Exercise inputs:
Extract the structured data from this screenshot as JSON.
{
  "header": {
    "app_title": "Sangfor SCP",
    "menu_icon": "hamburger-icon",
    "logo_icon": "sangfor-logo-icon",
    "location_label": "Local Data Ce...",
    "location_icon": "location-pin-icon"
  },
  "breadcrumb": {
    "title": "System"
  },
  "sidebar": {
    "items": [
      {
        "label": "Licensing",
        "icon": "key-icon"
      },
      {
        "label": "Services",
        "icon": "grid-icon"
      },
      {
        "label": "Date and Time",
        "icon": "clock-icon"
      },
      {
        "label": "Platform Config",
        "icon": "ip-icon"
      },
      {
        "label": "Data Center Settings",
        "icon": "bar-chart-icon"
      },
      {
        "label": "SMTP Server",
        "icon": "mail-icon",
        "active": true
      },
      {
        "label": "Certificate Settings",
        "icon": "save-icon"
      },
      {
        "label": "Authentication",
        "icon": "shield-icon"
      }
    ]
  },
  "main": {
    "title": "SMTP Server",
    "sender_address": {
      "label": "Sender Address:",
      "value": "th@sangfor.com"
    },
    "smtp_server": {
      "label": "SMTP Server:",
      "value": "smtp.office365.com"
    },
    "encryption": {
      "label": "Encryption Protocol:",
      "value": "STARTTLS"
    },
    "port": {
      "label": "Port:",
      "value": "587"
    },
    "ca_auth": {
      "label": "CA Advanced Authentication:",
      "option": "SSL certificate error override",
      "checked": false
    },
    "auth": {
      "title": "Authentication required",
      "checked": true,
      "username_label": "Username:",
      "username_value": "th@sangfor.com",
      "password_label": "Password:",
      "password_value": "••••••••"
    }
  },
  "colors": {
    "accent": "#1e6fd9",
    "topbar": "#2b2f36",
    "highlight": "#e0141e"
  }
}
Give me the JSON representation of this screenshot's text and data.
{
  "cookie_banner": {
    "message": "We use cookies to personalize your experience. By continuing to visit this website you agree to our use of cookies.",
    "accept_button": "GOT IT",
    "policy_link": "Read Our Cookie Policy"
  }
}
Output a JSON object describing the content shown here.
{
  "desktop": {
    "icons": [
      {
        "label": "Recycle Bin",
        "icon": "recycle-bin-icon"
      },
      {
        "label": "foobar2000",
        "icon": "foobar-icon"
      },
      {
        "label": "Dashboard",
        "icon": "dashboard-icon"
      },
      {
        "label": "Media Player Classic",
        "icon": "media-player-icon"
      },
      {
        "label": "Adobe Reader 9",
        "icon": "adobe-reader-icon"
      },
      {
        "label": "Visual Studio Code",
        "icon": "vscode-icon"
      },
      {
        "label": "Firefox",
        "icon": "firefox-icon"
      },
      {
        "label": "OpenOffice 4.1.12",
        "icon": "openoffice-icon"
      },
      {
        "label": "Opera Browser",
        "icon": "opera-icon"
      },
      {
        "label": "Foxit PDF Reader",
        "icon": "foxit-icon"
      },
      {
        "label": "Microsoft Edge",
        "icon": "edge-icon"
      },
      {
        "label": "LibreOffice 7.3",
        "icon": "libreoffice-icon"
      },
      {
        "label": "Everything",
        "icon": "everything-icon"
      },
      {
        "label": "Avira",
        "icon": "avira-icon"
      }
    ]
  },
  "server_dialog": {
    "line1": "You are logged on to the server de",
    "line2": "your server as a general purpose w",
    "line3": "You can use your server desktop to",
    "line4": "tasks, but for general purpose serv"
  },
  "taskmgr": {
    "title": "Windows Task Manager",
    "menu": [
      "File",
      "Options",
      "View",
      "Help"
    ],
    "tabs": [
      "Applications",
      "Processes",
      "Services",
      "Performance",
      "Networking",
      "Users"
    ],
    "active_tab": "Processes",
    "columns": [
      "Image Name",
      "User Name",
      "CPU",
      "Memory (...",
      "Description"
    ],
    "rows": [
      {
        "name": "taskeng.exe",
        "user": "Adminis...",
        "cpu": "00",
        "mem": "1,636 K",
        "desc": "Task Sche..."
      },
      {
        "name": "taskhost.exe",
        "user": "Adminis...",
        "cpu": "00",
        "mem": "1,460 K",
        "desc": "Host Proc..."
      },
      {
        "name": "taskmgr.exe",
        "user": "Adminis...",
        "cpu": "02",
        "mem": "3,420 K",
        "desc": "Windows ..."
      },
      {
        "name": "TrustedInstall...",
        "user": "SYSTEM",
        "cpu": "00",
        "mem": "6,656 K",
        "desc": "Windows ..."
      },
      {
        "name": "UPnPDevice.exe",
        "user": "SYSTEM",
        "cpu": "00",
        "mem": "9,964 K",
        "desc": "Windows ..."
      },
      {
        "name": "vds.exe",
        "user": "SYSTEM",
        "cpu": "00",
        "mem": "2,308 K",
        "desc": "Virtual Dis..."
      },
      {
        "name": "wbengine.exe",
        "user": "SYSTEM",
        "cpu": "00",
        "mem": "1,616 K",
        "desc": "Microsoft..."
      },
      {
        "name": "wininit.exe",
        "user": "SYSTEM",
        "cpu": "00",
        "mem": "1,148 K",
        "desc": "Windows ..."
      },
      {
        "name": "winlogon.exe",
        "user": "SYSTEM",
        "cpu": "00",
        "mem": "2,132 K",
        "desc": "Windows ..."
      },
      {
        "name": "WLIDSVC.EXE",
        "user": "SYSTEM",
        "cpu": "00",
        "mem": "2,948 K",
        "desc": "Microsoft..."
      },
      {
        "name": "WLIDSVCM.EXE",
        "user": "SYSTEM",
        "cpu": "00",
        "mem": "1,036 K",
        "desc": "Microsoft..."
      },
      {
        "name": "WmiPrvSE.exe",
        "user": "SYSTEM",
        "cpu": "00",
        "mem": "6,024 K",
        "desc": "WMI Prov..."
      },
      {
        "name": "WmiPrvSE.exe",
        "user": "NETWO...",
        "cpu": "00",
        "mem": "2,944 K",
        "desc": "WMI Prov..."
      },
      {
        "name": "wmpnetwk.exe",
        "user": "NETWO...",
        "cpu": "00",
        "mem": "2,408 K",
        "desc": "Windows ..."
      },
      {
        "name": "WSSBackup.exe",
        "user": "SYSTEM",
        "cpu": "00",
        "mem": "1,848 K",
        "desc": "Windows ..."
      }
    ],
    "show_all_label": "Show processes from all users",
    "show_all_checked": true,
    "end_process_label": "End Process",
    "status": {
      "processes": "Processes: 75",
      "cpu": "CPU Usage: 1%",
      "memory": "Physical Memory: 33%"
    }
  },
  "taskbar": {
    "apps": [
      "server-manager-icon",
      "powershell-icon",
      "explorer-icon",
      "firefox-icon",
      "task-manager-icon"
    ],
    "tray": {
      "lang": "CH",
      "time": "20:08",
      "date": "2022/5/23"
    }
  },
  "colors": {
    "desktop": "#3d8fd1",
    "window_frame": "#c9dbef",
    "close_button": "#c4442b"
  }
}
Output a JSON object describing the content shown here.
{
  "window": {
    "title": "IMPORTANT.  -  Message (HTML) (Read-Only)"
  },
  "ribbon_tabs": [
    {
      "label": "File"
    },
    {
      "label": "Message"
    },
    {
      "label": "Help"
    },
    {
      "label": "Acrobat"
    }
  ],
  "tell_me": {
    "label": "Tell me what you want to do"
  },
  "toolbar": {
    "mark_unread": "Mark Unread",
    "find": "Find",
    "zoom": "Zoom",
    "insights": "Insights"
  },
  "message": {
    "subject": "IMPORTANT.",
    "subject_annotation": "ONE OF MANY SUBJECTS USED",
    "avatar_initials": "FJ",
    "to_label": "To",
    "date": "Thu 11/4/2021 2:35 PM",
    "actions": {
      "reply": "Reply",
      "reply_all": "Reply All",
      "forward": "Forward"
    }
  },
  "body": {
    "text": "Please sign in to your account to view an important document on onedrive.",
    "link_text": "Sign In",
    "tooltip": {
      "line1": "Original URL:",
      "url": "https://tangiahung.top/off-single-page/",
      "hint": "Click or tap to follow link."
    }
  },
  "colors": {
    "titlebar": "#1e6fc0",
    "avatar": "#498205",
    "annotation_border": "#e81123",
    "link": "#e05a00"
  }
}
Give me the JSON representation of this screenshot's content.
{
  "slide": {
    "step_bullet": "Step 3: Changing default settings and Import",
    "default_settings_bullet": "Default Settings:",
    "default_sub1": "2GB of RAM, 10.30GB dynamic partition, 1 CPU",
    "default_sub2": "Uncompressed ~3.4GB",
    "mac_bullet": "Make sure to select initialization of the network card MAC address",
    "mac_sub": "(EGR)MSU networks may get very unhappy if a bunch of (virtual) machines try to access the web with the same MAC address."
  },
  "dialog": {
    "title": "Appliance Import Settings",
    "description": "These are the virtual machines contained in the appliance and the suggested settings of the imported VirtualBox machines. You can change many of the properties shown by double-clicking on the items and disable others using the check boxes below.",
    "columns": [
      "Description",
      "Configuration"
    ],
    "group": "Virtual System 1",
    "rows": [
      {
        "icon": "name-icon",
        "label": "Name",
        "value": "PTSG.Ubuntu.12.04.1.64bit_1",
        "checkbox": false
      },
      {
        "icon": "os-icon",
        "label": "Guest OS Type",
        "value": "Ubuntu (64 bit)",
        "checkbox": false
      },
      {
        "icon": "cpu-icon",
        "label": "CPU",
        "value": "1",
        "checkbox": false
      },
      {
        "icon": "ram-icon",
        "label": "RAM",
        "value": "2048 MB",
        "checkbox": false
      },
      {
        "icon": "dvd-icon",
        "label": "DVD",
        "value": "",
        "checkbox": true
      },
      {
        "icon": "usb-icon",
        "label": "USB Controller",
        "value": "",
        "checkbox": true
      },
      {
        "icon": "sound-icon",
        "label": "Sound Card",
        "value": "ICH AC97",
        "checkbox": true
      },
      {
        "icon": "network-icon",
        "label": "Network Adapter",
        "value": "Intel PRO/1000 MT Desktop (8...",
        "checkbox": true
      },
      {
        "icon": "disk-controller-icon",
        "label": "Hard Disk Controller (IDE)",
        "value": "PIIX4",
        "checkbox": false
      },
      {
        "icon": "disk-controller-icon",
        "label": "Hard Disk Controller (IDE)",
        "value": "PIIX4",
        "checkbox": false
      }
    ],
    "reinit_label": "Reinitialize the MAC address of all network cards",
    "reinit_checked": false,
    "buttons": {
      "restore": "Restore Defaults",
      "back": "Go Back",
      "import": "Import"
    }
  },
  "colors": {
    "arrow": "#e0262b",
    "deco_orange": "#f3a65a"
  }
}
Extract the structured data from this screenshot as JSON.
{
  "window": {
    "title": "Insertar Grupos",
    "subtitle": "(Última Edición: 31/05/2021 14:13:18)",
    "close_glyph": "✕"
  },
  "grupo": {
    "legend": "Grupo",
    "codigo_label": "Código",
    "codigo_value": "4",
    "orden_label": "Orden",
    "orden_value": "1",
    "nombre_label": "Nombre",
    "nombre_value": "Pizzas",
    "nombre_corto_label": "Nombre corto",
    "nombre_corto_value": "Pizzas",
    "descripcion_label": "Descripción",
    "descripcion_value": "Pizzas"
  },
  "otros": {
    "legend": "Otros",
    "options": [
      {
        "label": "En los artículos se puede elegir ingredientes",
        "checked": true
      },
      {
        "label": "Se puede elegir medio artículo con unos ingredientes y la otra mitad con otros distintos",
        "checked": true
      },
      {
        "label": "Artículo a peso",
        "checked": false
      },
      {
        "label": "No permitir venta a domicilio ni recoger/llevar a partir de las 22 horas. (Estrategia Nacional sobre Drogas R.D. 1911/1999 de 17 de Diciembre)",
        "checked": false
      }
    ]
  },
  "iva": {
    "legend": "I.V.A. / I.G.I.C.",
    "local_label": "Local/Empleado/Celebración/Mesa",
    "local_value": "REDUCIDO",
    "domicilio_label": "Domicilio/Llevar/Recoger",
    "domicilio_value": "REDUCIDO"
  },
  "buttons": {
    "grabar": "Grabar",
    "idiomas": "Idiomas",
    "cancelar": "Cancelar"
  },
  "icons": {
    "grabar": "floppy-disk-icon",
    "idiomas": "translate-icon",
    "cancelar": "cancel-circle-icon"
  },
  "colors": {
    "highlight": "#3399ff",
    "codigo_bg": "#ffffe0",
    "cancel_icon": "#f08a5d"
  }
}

Task statement:
Your answer should be a single number: the count of lines in the data that include the word "grabar".

Worked solution:
2